[EXERCISE GOAL]:
Filter the entries that follow, copying every line in which the word "JSON" appears.

━━ MATERIAL ━━

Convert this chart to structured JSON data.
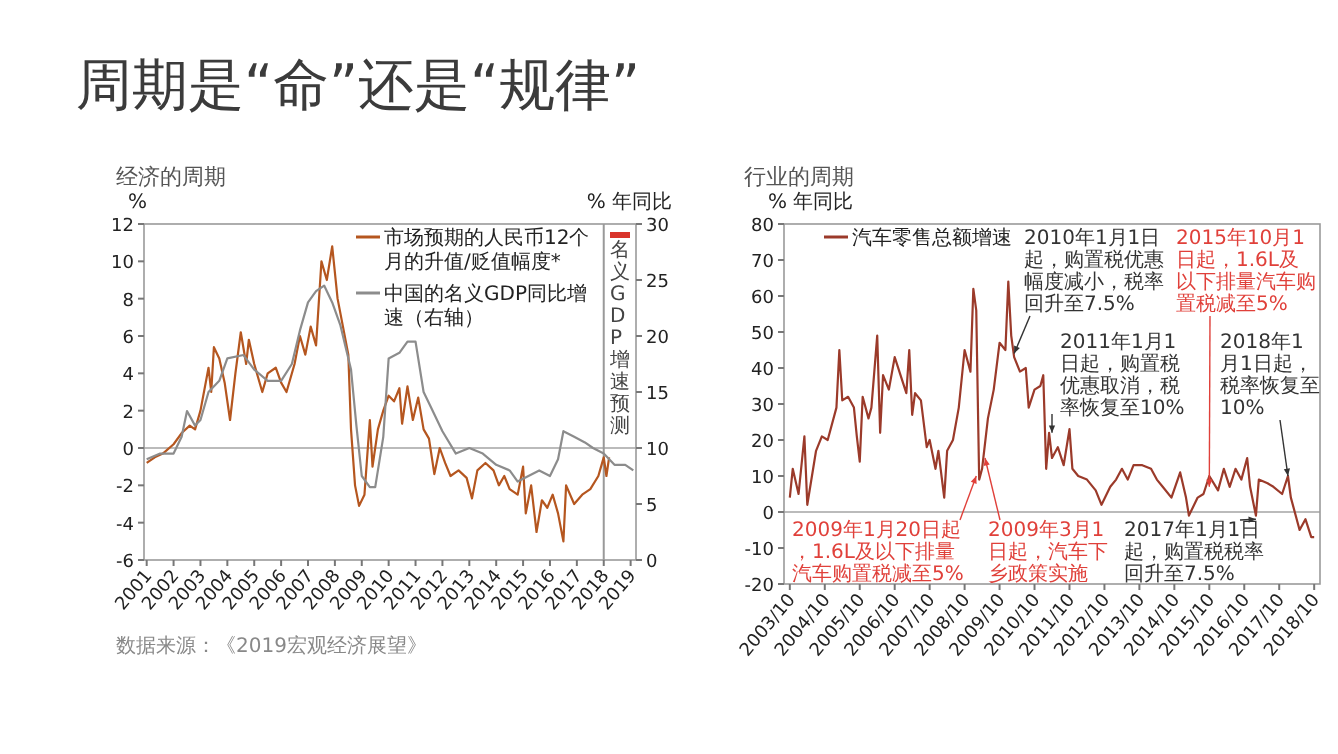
{
  "chart_data": [
    {
      "type": "line",
      "title": "周期是“命”还是“规律”",
      "subtitle": "经济的周期",
      "ylabel": "%",
      "y2label": "% 年同比",
      "xlim": [
        2000.9,
        2019.2
      ],
      "xticks": [
        2001,
        2002,
        2003,
        2004,
        2005,
        2006,
        2007,
        2008,
        2009,
        2010,
        2011,
        2012,
        2013,
        2014,
        2015,
        2016,
        2017,
        2018,
        2019
      ],
      "ylim": [
        -6,
        12
      ],
      "yticks": [
        -6,
        -4,
        -2,
        0,
        2,
        4,
        6,
        8,
        10,
        12
      ],
      "y2lim": [
        0,
        30
      ],
      "y2ticks": [
        0,
        5,
        10,
        15,
        20,
        25,
        30
      ],
      "legend": "top right",
      "series": [
        {
          "name": "市场预期的人民币12个月的升值/贬值幅度*",
          "color": "#b5561f",
          "x": [
            2001.0,
            2001.3,
            2001.6,
            2002.0,
            2002.3,
            2002.6,
            2002.8,
            2003.0,
            2003.3,
            2003.4,
            2003.5,
            2003.7,
            2003.9,
            2004.1,
            2004.3,
            2004.5,
            2004.7,
            2004.8,
            2005.0,
            2005.3,
            2005.5,
            2005.8,
            2006.0,
            2006.2,
            2006.5,
            2006.7,
            2006.9,
            2007.1,
            2007.3,
            2007.5,
            2007.7,
            2007.9,
            2008.1,
            2008.3,
            2008.5,
            2008.6,
            2008.75,
            2008.9,
            2009.1,
            2009.3,
            2009.4,
            2009.6,
            2009.8,
            2010.0,
            2010.2,
            2010.4,
            2010.5,
            2010.7,
            2010.9,
            2011.1,
            2011.3,
            2011.5,
            2011.7,
            2011.9,
            2012.1,
            2012.3,
            2012.6,
            2012.9,
            2013.1,
            2013.3,
            2013.6,
            2013.9,
            2014.1,
            2014.3,
            2014.5,
            2014.8,
            2015.0,
            2015.1,
            2015.3,
            2015.5,
            2015.7,
            2015.9,
            2016.1,
            2016.3,
            2016.5,
            2016.6,
            2016.9,
            2017.2,
            2017.5,
            2017.8,
            2018.0,
            2018.1,
            2018.2
          ],
          "values": [
            -0.8,
            -0.5,
            -0.3,
            0.2,
            0.8,
            1.2,
            1.0,
            2.0,
            4.3,
            3.0,
            5.4,
            4.8,
            3.5,
            1.5,
            4.0,
            6.2,
            4.5,
            5.8,
            4.5,
            3.0,
            4.0,
            4.3,
            3.5,
            3.0,
            4.5,
            6.0,
            5.0,
            6.5,
            5.5,
            10.0,
            9.0,
            10.8,
            8.0,
            6.5,
            5.0,
            1.0,
            -2.0,
            -3.1,
            -2.5,
            1.5,
            -1.0,
            1.0,
            2.0,
            2.8,
            2.5,
            3.2,
            1.3,
            3.3,
            1.5,
            2.7,
            1.0,
            0.5,
            -1.4,
            0.0,
            -0.8,
            -1.5,
            -1.2,
            -1.6,
            -2.7,
            -1.2,
            -0.8,
            -1.2,
            -2.0,
            -1.5,
            -2.2,
            -2.5,
            -1.0,
            -3.5,
            -2.0,
            -4.5,
            -2.8,
            -3.2,
            -2.5,
            -3.5,
            -5.0,
            -2.0,
            -3.0,
            -2.5,
            -2.2,
            -1.5,
            -0.5,
            -1.5,
            -0.5
          ]
        },
        {
          "name": "中国的名义GDP同比增速（右轴）",
          "color": "#8c8c8c",
          "axis": "y2",
          "x": [
            2001.0,
            2001.5,
            2002.0,
            2002.3,
            2002.5,
            2002.8,
            2003.0,
            2003.3,
            2003.7,
            2004.0,
            2004.6,
            2005.0,
            2005.5,
            2006.0,
            2006.4,
            2006.7,
            2007.0,
            2007.3,
            2007.6,
            2007.9,
            2008.2,
            2008.4,
            2008.6,
            2008.8,
            2009.0,
            2009.3,
            2009.5,
            2009.8,
            2010.0,
            2010.4,
            2010.7,
            2011.0,
            2011.3,
            2011.6,
            2012.0,
            2012.5,
            2013.0,
            2013.5,
            2014.0,
            2014.5,
            2014.8,
            2015.2,
            2015.6,
            2016.0,
            2016.3,
            2016.5,
            2016.9,
            2017.3,
            2017.6,
            2018.0,
            2018.4,
            2018.8,
            2019.1
          ],
          "values": [
            9.0,
            9.5,
            9.5,
            11.0,
            13.3,
            12.0,
            12.5,
            15.0,
            16.0,
            18.0,
            18.3,
            17.0,
            16.0,
            16.0,
            17.5,
            20.5,
            23.0,
            24.0,
            24.5,
            23.0,
            21.0,
            19.0,
            17.0,
            12.0,
            7.5,
            6.5,
            6.5,
            11.0,
            18.0,
            18.5,
            19.5,
            19.5,
            15.0,
            13.5,
            11.5,
            9.5,
            10.0,
            9.5,
            8.5,
            8.0,
            7.0,
            7.5,
            8.0,
            7.5,
            9.0,
            11.5,
            11.0,
            10.5,
            10.0,
            9.5,
            8.5,
            8.5,
            8.0
          ]
        }
      ],
      "ref_lines": [
        {
          "axis": "y",
          "value": 0,
          "color": "#bbbbbb"
        },
        {
          "axis": "x",
          "value": 2018,
          "color": "#999999"
        }
      ],
      "annotations": [
        "名义GDP增速预测",
        "数据来源：《2019宏观经济展望》"
      ]
    },
    {
      "type": "line",
      "title": "行业的周期",
      "ylabel": "% 年同比",
      "xlim": [
        "2003-08",
        "2018-12"
      ],
      "xticks": [
        {
          "value": "2003-10",
          "label": "2003/10"
        },
        {
          "value": "2004-10",
          "label": "2004/10"
        },
        {
          "value": "2005-10",
          "label": "2005/10"
        },
        {
          "value": "2006-10",
          "label": "2006/10"
        },
        {
          "value": "2007-10",
          "label": "2007/10"
        },
        {
          "value": "2008-10",
          "label": "2008/10"
        },
        {
          "value": "2009-10",
          "label": "2009/10"
        },
        {
          "value": "2010-10",
          "label": "2010/10"
        },
        {
          "value": "2011-10",
          "label": "2011/10"
        },
        {
          "value": "2012-10",
          "label": "2012/10"
        },
        {
          "value": "2013-10",
          "label": "2013/10"
        },
        {
          "value": "2014-10",
          "label": "2014/10"
        },
        {
          "value": "2015-10",
          "label": "2015/10"
        },
        {
          "value": "2016-10",
          "label": "2016/10"
        },
        {
          "value": "2017-10",
          "label": "2017/10"
        },
        {
          "value": "2018-10",
          "label": "2018/10"
        }
      ],
      "ylim": [
        -20,
        80
      ],
      "yticks": [
        -20,
        -10,
        0,
        10,
        20,
        30,
        40,
        50,
        60,
        70,
        80
      ],
      "legend": "top left",
      "series": [
        {
          "name": "汽车零售总额增速",
          "color": "#9b3a2a",
          "x": [
            "2003-10",
            "2003-11",
            "2004-01",
            "2004-03",
            "2004-04",
            "2004-07",
            "2004-09",
            "2004-11",
            "2005-02",
            "2005-03",
            "2005-04",
            "2005-06",
            "2005-08",
            "2005-09",
            "2005-10",
            "2005-11",
            "2006-01",
            "2006-02",
            "2006-04",
            "2006-05",
            "2006-06",
            "2006-08",
            "2006-10",
            "2006-12",
            "2007-02",
            "2007-03",
            "2007-04",
            "2007-05",
            "2007-07",
            "2007-09",
            "2007-10",
            "2007-12",
            "2008-01",
            "2008-03",
            "2008-04",
            "2008-06",
            "2008-08",
            "2008-10",
            "2008-12",
            "2009-01",
            "2009-02",
            "2009-03",
            "2009-04",
            "2009-06",
            "2009-08",
            "2009-10",
            "2009-12",
            "2010-01",
            "2010-02",
            "2010-03",
            "2010-05",
            "2010-07",
            "2010-08",
            "2010-10",
            "2010-12",
            "2011-01",
            "2011-02",
            "2011-03",
            "2011-04",
            "2011-06",
            "2011-08",
            "2011-10",
            "2011-11",
            "2012-01",
            "2012-04",
            "2012-07",
            "2012-09",
            "2012-12",
            "2013-02",
            "2013-04",
            "2013-06",
            "2013-08",
            "2013-11",
            "2014-02",
            "2014-04",
            "2014-06",
            "2014-09",
            "2014-12",
            "2015-02",
            "2015-03",
            "2015-06",
            "2015-08",
            "2015-10",
            "2016-01",
            "2016-03",
            "2016-05",
            "2016-07",
            "2016-09",
            "2016-11",
            "2016-12",
            "2017-02",
            "2017-03",
            "2017-06",
            "2017-08",
            "2017-11",
            "2018-01",
            "2018-02",
            "2018-05",
            "2018-07",
            "2018-09",
            "2018-10"
          ],
          "values": [
            4,
            12,
            5,
            21,
            2,
            17,
            21,
            20,
            29,
            45,
            31,
            32,
            29,
            21,
            14,
            32,
            26,
            29,
            49,
            22,
            38,
            34,
            43,
            38,
            33,
            45,
            27,
            33,
            31,
            18,
            20,
            12,
            17,
            4,
            17,
            20,
            29,
            45,
            39,
            62,
            56,
            9,
            12,
            26,
            34,
            47,
            45,
            64,
            49,
            43,
            39,
            40,
            29,
            34,
            35,
            38,
            12,
            22,
            15,
            18,
            13,
            23,
            12,
            10,
            9,
            6,
            2,
            7,
            9,
            12,
            9,
            13,
            13,
            12,
            9,
            7,
            4,
            11,
            4,
            -1,
            4,
            5,
            10,
            6,
            12,
            7,
            12,
            9,
            15,
            7,
            -1,
            9,
            8,
            7,
            5,
            10,
            4,
            -5,
            -2,
            -7,
            -7
          ]
        }
      ],
      "ref_lines": [
        {
          "axis": "y",
          "value": 0,
          "color": "#bbbbbb"
        }
      ],
      "annotations": [
        {
          "text": "2010年1月1日起，购置税优惠幅度减小，税率回升至7.5%",
          "x": "2010-03",
          "y": 44
        },
        {
          "text": "2011年1月1日起，购置税优惠取消，税率恢复至10%",
          "x": "2011-04",
          "y": 22
        },
        {
          "text": "2015年10月1日起，1.6L及以下排量汽车购置税减至5%",
          "x": "2015-10",
          "y": 7
        },
        {
          "text": "2018年1月1日起，税率恢复至10%",
          "x": "2018-01",
          "y": 10
        },
        {
          "text": "2009年1月20日起，1.6L及以下排量汽车购置税减至5%",
          "x": "2009-02",
          "y": 10
        },
        {
          "text": "2009年3月1日起，汽车下乡政策实施",
          "x": "2009-05",
          "y": 15
        },
        {
          "text": "2017年1月1日起，购置税税率回升至7.5%",
          "x": "2017-02",
          "y": -2
        }
      ]
    }
  ]
}
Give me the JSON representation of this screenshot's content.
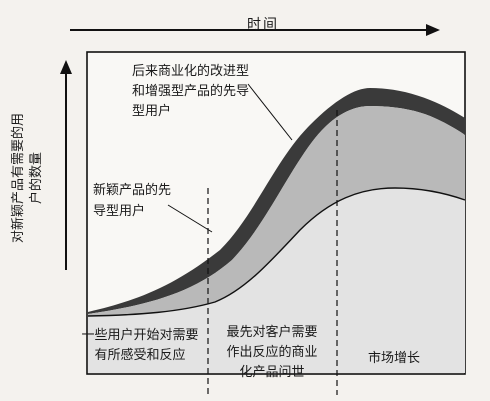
{
  "diagram": {
    "time_label": "时间",
    "y_axis_label": "对新颖产品有需要的用\n户的数量",
    "annotation_later_users": "后来商业化的改进型\n和增强型产品的先导\n型用户",
    "annotation_novel_users": "新颖产品的先\n导型用户",
    "phase_1": "一些用户开始对需要\n有所感受和反应",
    "phase_2": "最先对客户需要\n作出反应的商业\n化产品问世",
    "phase_3": "市场增长",
    "colors": {
      "background": "#f4f2ee",
      "outer_band": "#3a3a3a",
      "middle_band": "#b9b9b9",
      "inner_area": "#e3e3e3",
      "line": "#111111"
    }
  }
}
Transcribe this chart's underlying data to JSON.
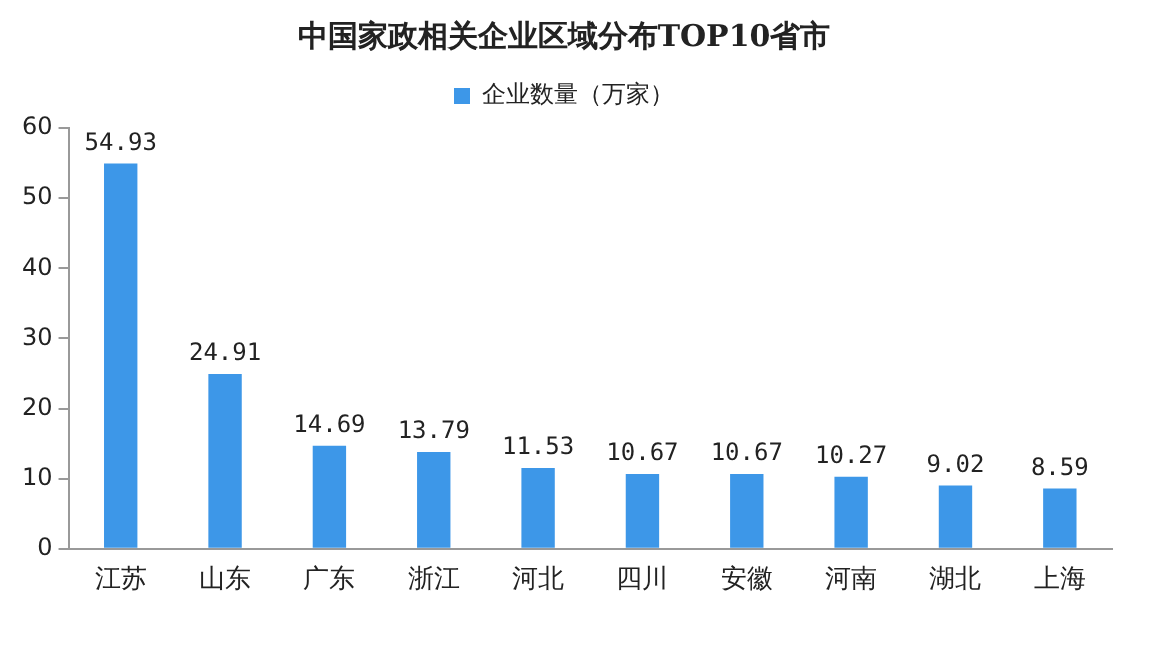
{
  "chart_data": {
    "type": "bar",
    "title": "中国家政相关企业区域分布TOP10省市",
    "categories": [
      "江苏",
      "山东",
      "广东",
      "浙江",
      "河北",
      "四川",
      "安徽",
      "河南",
      "湖北",
      "上海"
    ],
    "series": [
      {
        "name": "企业数量（万家）",
        "color": "#3d97e8",
        "values": [
          54.93,
          24.91,
          14.69,
          13.79,
          11.53,
          10.67,
          10.67,
          10.27,
          9.02,
          8.59
        ]
      }
    ],
    "ylim": [
      0,
      60
    ],
    "yticks": [
      0,
      10,
      20,
      30,
      40,
      50,
      60
    ],
    "grid": false,
    "legend": "top",
    "data_labels": true
  }
}
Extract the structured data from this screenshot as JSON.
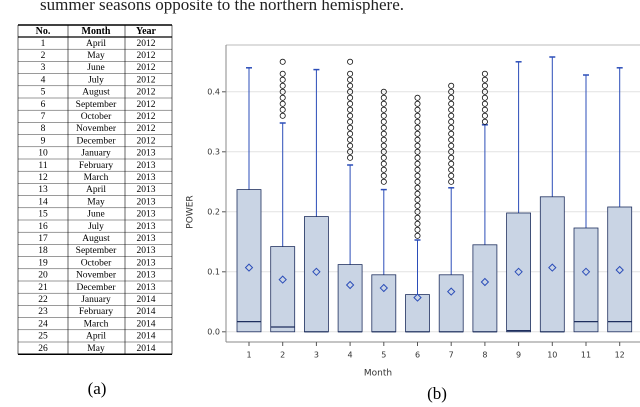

━━━

[FULL OUTPUT]:
Convert this chart to structured JSON data.
Give me the JSON representation of this screenshot's content.
Transcribe this chart's underlying data to JSON.
Extract the structured data from this screenshot as JSON.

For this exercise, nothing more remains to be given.